• What this task involves
Print all of the lines exactly. Any picture among them stays out.
* start *
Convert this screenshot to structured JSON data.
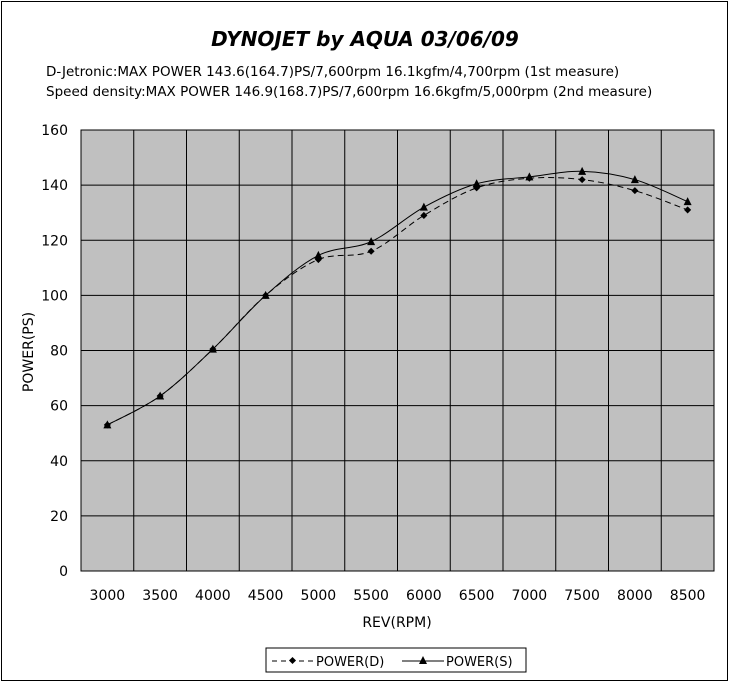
{
  "chart_data": {
    "type": "line",
    "title": "DYNOJET by AQUA 03/06/09",
    "subtitle_lines": [
      "D-Jetronic:MAX POWER 143.6(164.7)PS/7,600rpm 16.1kgfm/4,700rpm (1st measure)",
      "Speed density:MAX POWER 146.9(168.7)PS/7,600rpm 16.6kgfm/5,000rpm (2nd measure)"
    ],
    "xlabel": "REV(RPM)",
    "ylabel": "POWER(PS)",
    "categories": [
      "3000",
      "3500",
      "4000",
      "4500",
      "5000",
      "5500",
      "6000",
      "6500",
      "7000",
      "7500",
      "8000",
      "8500"
    ],
    "ylim": [
      0,
      160
    ],
    "yticks": [
      0,
      20,
      40,
      60,
      80,
      100,
      120,
      140,
      160
    ],
    "grid": true,
    "plot_background": "#c0c0c0",
    "legend_position": "bottom",
    "series": [
      {
        "name": "POWER(D)",
        "marker": "diamond",
        "line_style": "dashed",
        "color": "#000000",
        "values": [
          53,
          63.5,
          80.5,
          100,
          113,
          116,
          129,
          139,
          142.5,
          142,
          138,
          131
        ]
      },
      {
        "name": "POWER(S)",
        "marker": "triangle",
        "line_style": "solid",
        "color": "#000000",
        "values": [
          53,
          63.5,
          80.5,
          100,
          114.5,
          119.5,
          132,
          140.5,
          143,
          145,
          142,
          134
        ]
      }
    ]
  }
}
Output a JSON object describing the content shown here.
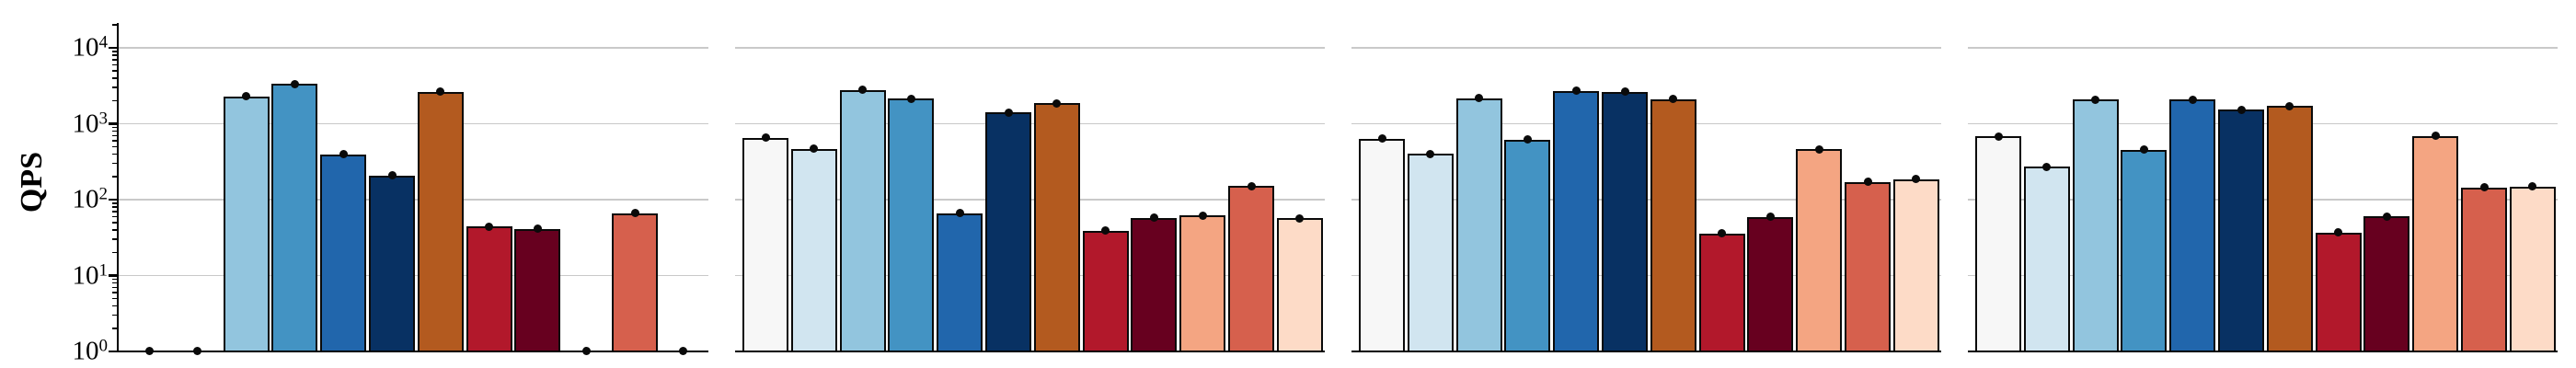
{
  "chart_data": {
    "type": "bar",
    "title": "",
    "ylabel": "QPS",
    "xlabel": "",
    "yscale": "log",
    "ylim": [
      1,
      20000
    ],
    "y_tick_exponents": [
      0,
      1,
      2,
      3,
      4
    ],
    "grid": "horizontal gray gridlines at each decade (10^1 to 10^4)",
    "legend": "none",
    "marker": "black dot centered on the top edge of every bar; bars with value 1 appear as a dot on the baseline",
    "num_panels": 4,
    "bars_per_panel": 12,
    "bar_colors": [
      "#f7f7f7",
      "#d1e5f0",
      "#92c5de",
      "#4393c3",
      "#2166ac",
      "#083163",
      "#b35a1f",
      "#b2182b",
      "#67001f",
      "#f4a582",
      "#d6604d",
      "#fddbc7"
    ],
    "panels": [
      {
        "values": [
          1,
          1,
          2300,
          3350,
          395,
          208,
          2630,
          44,
          41,
          1,
          66,
          1
        ]
      },
      {
        "values": [
          650,
          470,
          2770,
          2150,
          66,
          1400,
          1850,
          39,
          58,
          62,
          151,
          57
        ]
      },
      {
        "values": [
          635,
          400,
          2170,
          620,
          2710,
          2620,
          2110,
          36,
          59,
          460,
          171,
          185
        ]
      },
      {
        "values": [
          680,
          270,
          2080,
          455,
          2080,
          1540,
          1720,
          37,
          60,
          690,
          144,
          149
        ]
      }
    ],
    "axis_colors": {
      "grid": "#c9c9c9",
      "spine": "#000000",
      "bar_edge": "#0a0a0a",
      "background": "#ffffff"
    }
  }
}
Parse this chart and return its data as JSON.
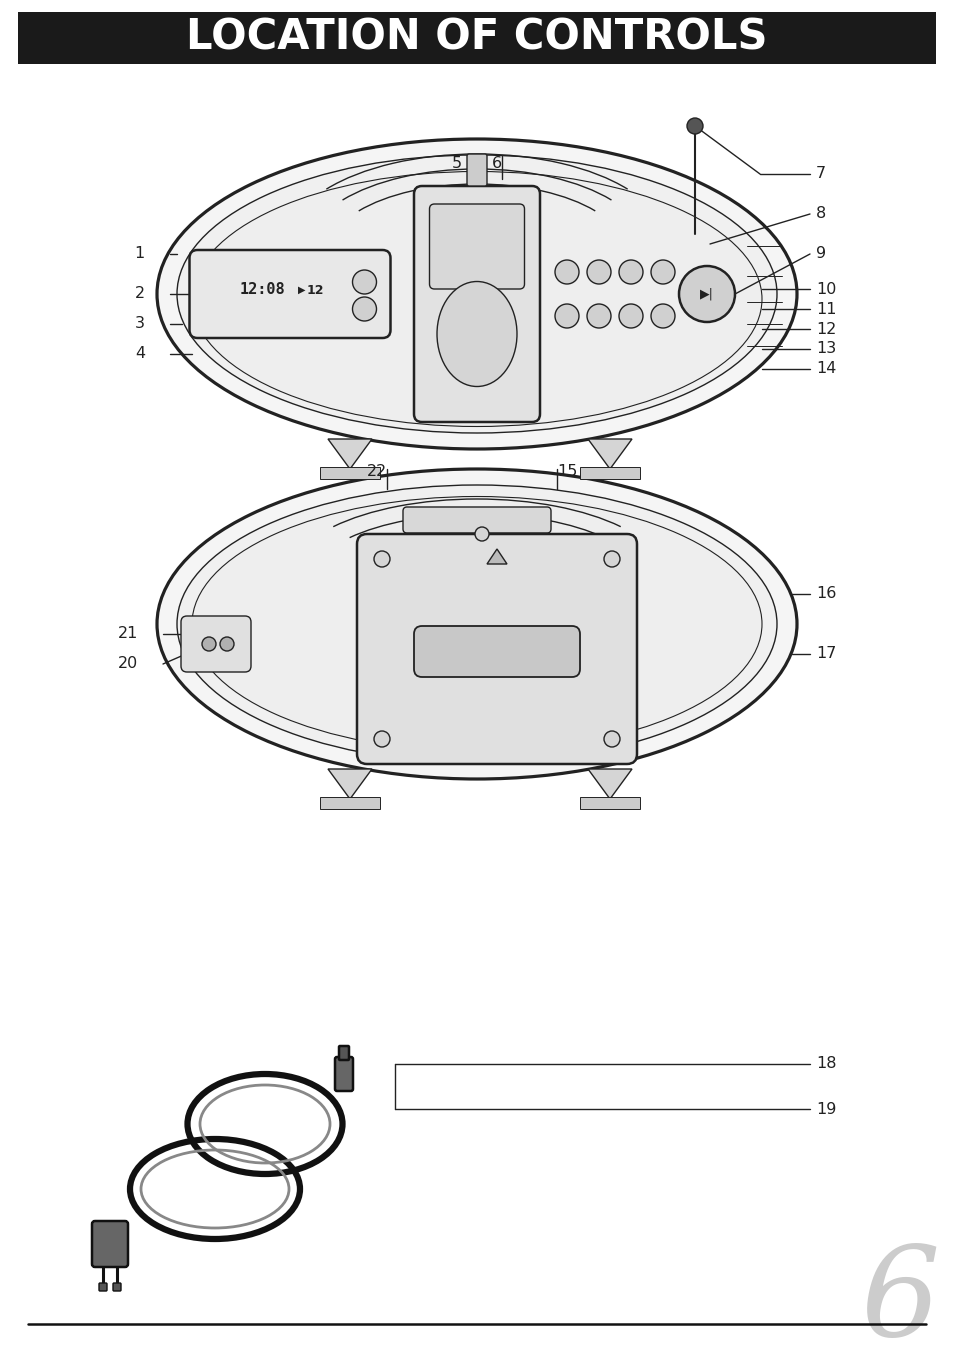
{
  "title": "LOCATION OF CONTROLS",
  "title_bg": "#1a1a1a",
  "title_color": "#ffffff",
  "title_fontsize": 30,
  "bg_color": "#ffffff",
  "page_number": "6",
  "line_color": "#222222",
  "label_fontsize": 11.5
}
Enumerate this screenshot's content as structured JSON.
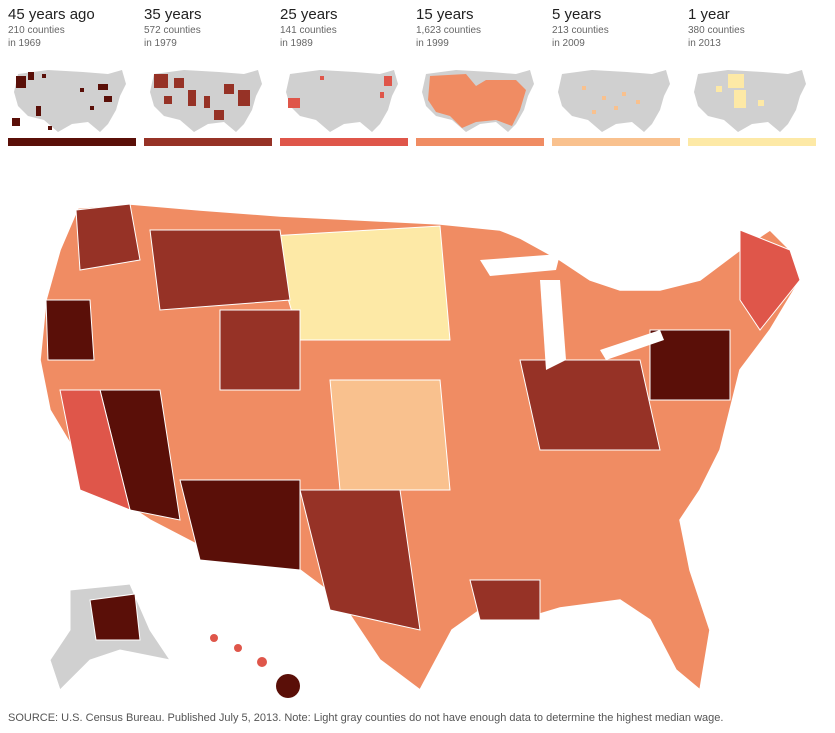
{
  "legend": {
    "items": [
      {
        "title": "45 years ago",
        "count": "210 counties",
        "year": "in 1969",
        "color": "#5a0f08"
      },
      {
        "title": "35 years",
        "count": "572 counties",
        "year": "in 1979",
        "color": "#963226"
      },
      {
        "title": "25 years",
        "count": "141 counties",
        "year": "in 1989",
        "color": "#df564a"
      },
      {
        "title": "15 years",
        "count": "1,623 counties",
        "year": "in 1999",
        "color": "#f08c63"
      },
      {
        "title": "5 years",
        "count": "213 counties",
        "year": "in 2009",
        "color": "#f9c18e"
      },
      {
        "title": "1 year",
        "count": "380 counties",
        "year": "in 2013",
        "color": "#fde9a6"
      }
    ]
  },
  "colors": {
    "no_data": "#d0d0d0",
    "border": "#ffffff"
  },
  "source": "SOURCE: U.S. Census Bureau. Published July 5, 2013. Note: Light gray counties do not have enough data to determine the highest median wage."
}
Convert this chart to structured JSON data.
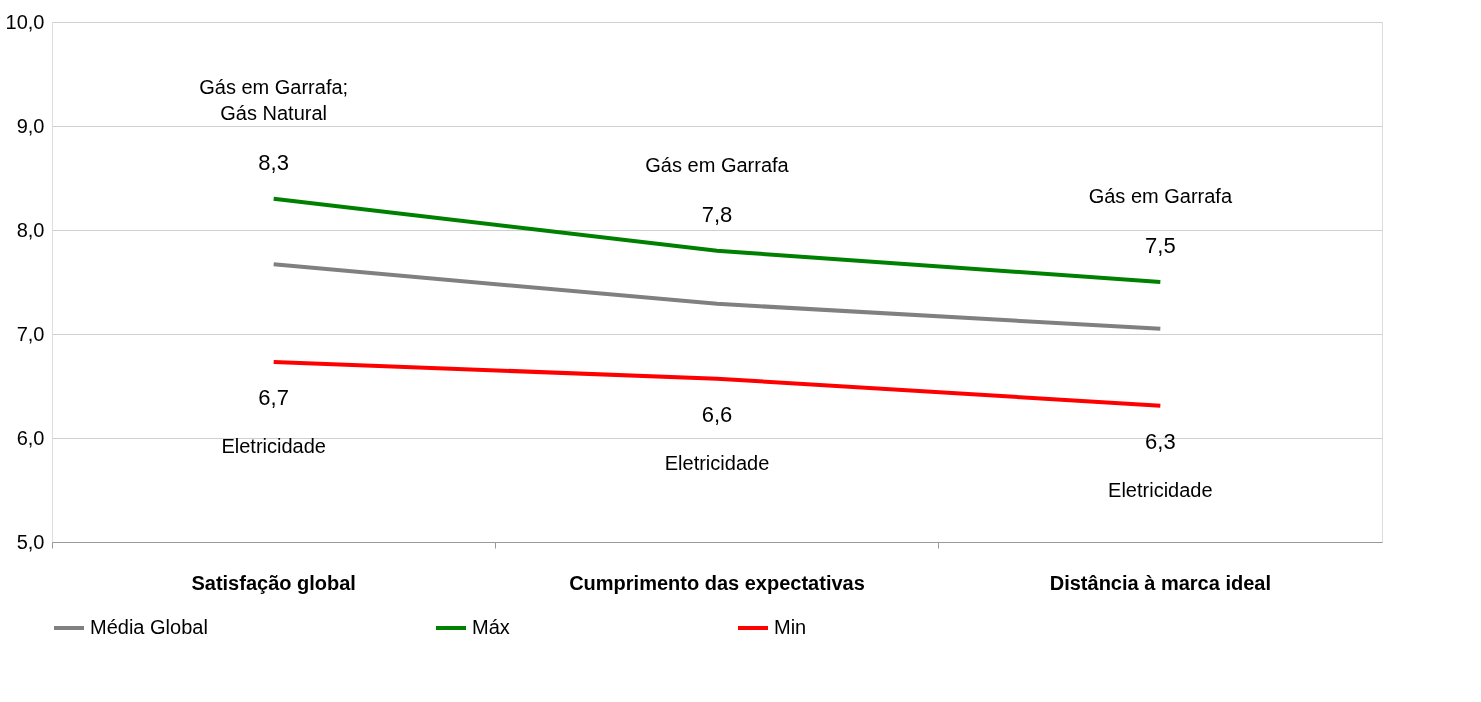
{
  "chart_data": {
    "type": "line",
    "categories": [
      "Satisfação global",
      "Cumprimento das expectativas",
      "Distância à marca ideal"
    ],
    "series": [
      {
        "name": "Média Global",
        "color": "#808080",
        "values": [
          7.67,
          7.29,
          7.05
        ]
      },
      {
        "name": "Máx",
        "color": "#008000",
        "values": [
          8.3,
          7.8,
          7.5
        ],
        "value_labels": [
          "8,3",
          "7,8",
          "7,5"
        ]
      },
      {
        "name": "Min",
        "color": "#ff0000",
        "values": [
          6.73,
          6.57,
          6.31
        ],
        "value_labels": [
          "6,7",
          "6,6",
          "6,3"
        ]
      }
    ],
    "ylim": [
      5,
      10
    ],
    "yticks": [
      {
        "value": 5,
        "label": "5,0"
      },
      {
        "value": 6,
        "label": "6,0"
      },
      {
        "value": 7,
        "label": "7,0"
      },
      {
        "value": 8,
        "label": "8,0"
      },
      {
        "value": 9,
        "label": "9,0"
      },
      {
        "value": 10,
        "label": "10,0"
      }
    ],
    "grid": "y",
    "legend": "bottom",
    "marker": "none",
    "line_style": "solid",
    "annotations": [
      "Gás em Garrafa;\nGás Natural",
      "Gás em Garrafa",
      "Gás em Garrafa",
      "Eletricidade",
      "Eletricidade",
      "Eletricidade"
    ]
  }
}
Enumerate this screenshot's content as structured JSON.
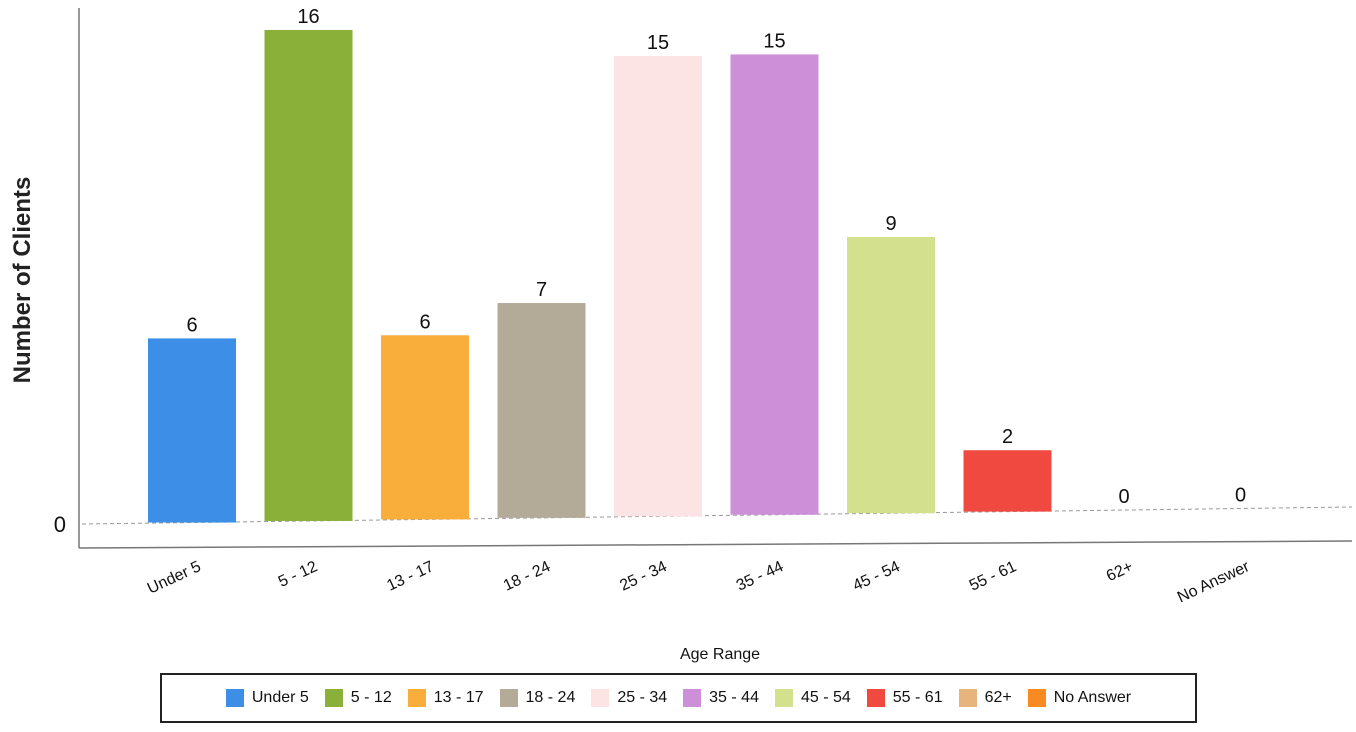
{
  "chart_data": {
    "type": "bar",
    "categories": [
      "Under 5",
      "5 - 12",
      "13 - 17",
      "18 - 24",
      "25 - 34",
      "35 - 44",
      "45 - 54",
      "55 - 61",
      "62+",
      "No Answer"
    ],
    "values": [
      6,
      16,
      6,
      7,
      15,
      15,
      9,
      2,
      0,
      0
    ],
    "colors": [
      "#3d8ee6",
      "#8bb03a",
      "#f9ad3a",
      "#b4aa98",
      "#fde4e4",
      "#cc8fd8",
      "#d3e08e",
      "#f04a40",
      "#e6b47c",
      "#f98a22"
    ],
    "xlabel": "Age Range",
    "ylabel": "Number of Clients",
    "y_tick_labels": [
      "0"
    ],
    "ylim": [
      0,
      16
    ],
    "data_labels": true,
    "grid": false,
    "legend_placement": "bottom",
    "legend": [
      "Under 5",
      "5 - 12",
      "13 - 17",
      "18 - 24",
      "25 - 34",
      "35 - 44",
      "45 - 54",
      "55 - 61",
      "62+",
      "No Answer"
    ]
  }
}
* end *
• Exercise result
Convert this screenshot to structured JSON data.
{
  "chart_data": {
    "type": "line",
    "title": "DYNOJET by AQUA 03/06/09",
    "subtitle_lines": [
      "D-Jetronic:MAX POWER 143.6(164.7)PS/7,600rpm 16.1kgfm/4,700rpm (1st measure)",
      "Speed density:MAX POWER 146.9(168.7)PS/7,600rpm 16.6kgfm/5,000rpm (2nd measure)"
    ],
    "xlabel": "REV(RPM)",
    "ylabel": "POWER(PS)",
    "categories": [
      "3000",
      "3500",
      "4000",
      "4500",
      "5000",
      "5500",
      "6000",
      "6500",
      "7000",
      "7500",
      "8000",
      "8500"
    ],
    "ylim": [
      0,
      160
    ],
    "yticks": [
      0,
      20,
      40,
      60,
      80,
      100,
      120,
      140,
      160
    ],
    "grid": true,
    "plot_background": "#c0c0c0",
    "legend_position": "bottom",
    "series": [
      {
        "name": "POWER(D)",
        "marker": "diamond",
        "line_style": "dashed",
        "color": "#000000",
        "values": [
          53,
          63.5,
          80.5,
          100,
          113,
          116,
          129,
          139,
          142.5,
          142,
          138,
          131
        ]
      },
      {
        "name": "POWER(S)",
        "marker": "triangle",
        "line_style": "solid",
        "color": "#000000",
        "values": [
          53,
          63.5,
          80.5,
          100,
          114.5,
          119.5,
          132,
          140.5,
          143,
          145,
          142,
          134
        ]
      }
    ]
  }
}
Output a JSON object describing the content shown here.
{
  "chart_data": {
    "type": "bar",
    "title": "",
    "ylabel": "QPS",
    "xlabel": "",
    "yscale": "log",
    "ylim": [
      1,
      20000
    ],
    "y_tick_exponents": [
      0,
      1,
      2,
      3,
      4
    ],
    "grid": "horizontal gray gridlines at each decade (10^1 to 10^4)",
    "legend": "none",
    "marker": "black dot centered on the top edge of every bar; bars with value 1 appear as a dot on the baseline",
    "num_panels": 4,
    "bars_per_panel": 12,
    "bar_colors": [
      "#f7f7f7",
      "#d1e5f0",
      "#92c5de",
      "#4393c3",
      "#2166ac",
      "#083163",
      "#b35a1f",
      "#b2182b",
      "#67001f",
      "#f4a582",
      "#d6604d",
      "#fddbc7"
    ],
    "panels": [
      {
        "values": [
          1,
          1,
          2300,
          3350,
          395,
          208,
          2630,
          44,
          41,
          1,
          66,
          1
        ]
      },
      {
        "values": [
          650,
          470,
          2770,
          2150,
          66,
          1400,
          1850,
          39,
          58,
          62,
          151,
          57
        ]
      },
      {
        "values": [
          635,
          400,
          2170,
          620,
          2710,
          2620,
          2110,
          36,
          59,
          460,
          171,
          185
        ]
      },
      {
        "values": [
          680,
          270,
          2080,
          455,
          2080,
          1540,
          1720,
          37,
          60,
          690,
          144,
          149
        ]
      }
    ],
    "axis_colors": {
      "grid": "#c9c9c9",
      "spine": "#000000",
      "bar_edge": "#0a0a0a",
      "background": "#ffffff"
    }
  }
}
Parse this chart and return its data as JSON.
{
  "title": "LOCATION OF CONTROLS",
  "title_bg": "#1a1a1a",
  "title_color": "#ffffff",
  "title_fontsize": 30,
  "bg_color": "#ffffff",
  "page_number": "6",
  "line_color": "#222222",
  "label_fontsize": 11.5
}
Enumerate this screenshot's content as structured JSON.
{
  "legend": {
    "items": [
      {
        "title": "45 years ago",
        "count": "210 counties",
        "year": "in 1969",
        "color": "#5a0f08"
      },
      {
        "title": "35 years",
        "count": "572 counties",
        "year": "in 1979",
        "color": "#963226"
      },
      {
        "title": "25 years",
        "count": "141 counties",
        "year": "in 1989",
        "color": "#df564a"
      },
      {
        "title": "15 years",
        "count": "1,623 counties",
        "year": "in 1999",
        "color": "#f08c63"
      },
      {
        "title": "5 years",
        "count": "213 counties",
        "year": "in 2009",
        "color": "#f9c18e"
      },
      {
        "title": "1 year",
        "count": "380 counties",
        "year": "in 2013",
        "color": "#fde9a6"
      }
    ]
  },
  "colors": {
    "no_data": "#d0d0d0",
    "border": "#ffffff"
  },
  "source": "SOURCE: U.S. Census Bureau. Published July 5, 2013. Note: Light gray counties do not have enough data to determine the highest median wage."
}
Convert this chart to structured JSON data.
{
  "chart_data": {
    "type": "line",
    "categories": [
      "Satisfação global",
      "Cumprimento das expectativas",
      "Distância à marca ideal"
    ],
    "series": [
      {
        "name": "Média Global",
        "color": "#808080",
        "values": [
          7.67,
          7.29,
          7.05
        ]
      },
      {
        "name": "Máx",
        "color": "#008000",
        "values": [
          8.3,
          7.8,
          7.5
        ],
        "value_labels": [
          "8,3",
          "7,8",
          "7,5"
        ]
      },
      {
        "name": "Min",
        "color": "#ff0000",
        "values": [
          6.73,
          6.57,
          6.31
        ],
        "value_labels": [
          "6,7",
          "6,6",
          "6,3"
        ]
      }
    ],
    "ylim": [
      5,
      10
    ],
    "yticks": [
      {
        "value": 5,
        "label": "5,0"
      },
      {
        "value": 6,
        "label": "6,0"
      },
      {
        "value": 7,
        "label": "7,0"
      },
      {
        "value": 8,
        "label": "8,0"
      },
      {
        "value": 9,
        "label": "9,0"
      },
      {
        "value": 10,
        "label": "10,0"
      }
    ],
    "grid": "y",
    "legend": "bottom",
    "marker": "none",
    "line_style": "solid",
    "annotations": [
      "Gás em Garrafa;\nGás Natural",
      "Gás em Garrafa",
      "Gás em Garrafa",
      "Eletricidade",
      "Eletricidade",
      "Eletricidade"
    ]
  }
}
Enumerate this screenshot's content as structured JSON.
{
  "chart_data": {
    "type": "bar",
    "categories": [
      "Under 5",
      "5 - 12",
      "13 - 17",
      "18 - 24",
      "25 - 34",
      "35 - 44",
      "45 - 54",
      "55 - 61",
      "62+",
      "No Answer"
    ],
    "values": [
      6,
      16,
      6,
      7,
      15,
      15,
      9,
      2,
      0,
      0
    ],
    "colors": [
      "#3d8ee6",
      "#8bb03a",
      "#f9ad3a",
      "#b4aa98",
      "#fde4e4",
      "#cc8fd8",
      "#d3e08e",
      "#f04a40",
      "#e6b47c",
      "#f98a22"
    ],
    "xlabel": "Age Range",
    "ylabel": "Number of Clients",
    "y_tick_labels": [
      "0"
    ],
    "ylim": [
      0,
      16
    ],
    "data_labels": true,
    "grid": false,
    "legend_placement": "bottom",
    "legend": [
      "Under 5",
      "5 - 12",
      "13 - 17",
      "18 - 24",
      "25 - 34",
      "35 - 44",
      "45 - 54",
      "55 - 61",
      "62+",
      "No Answer"
    ]
  }
}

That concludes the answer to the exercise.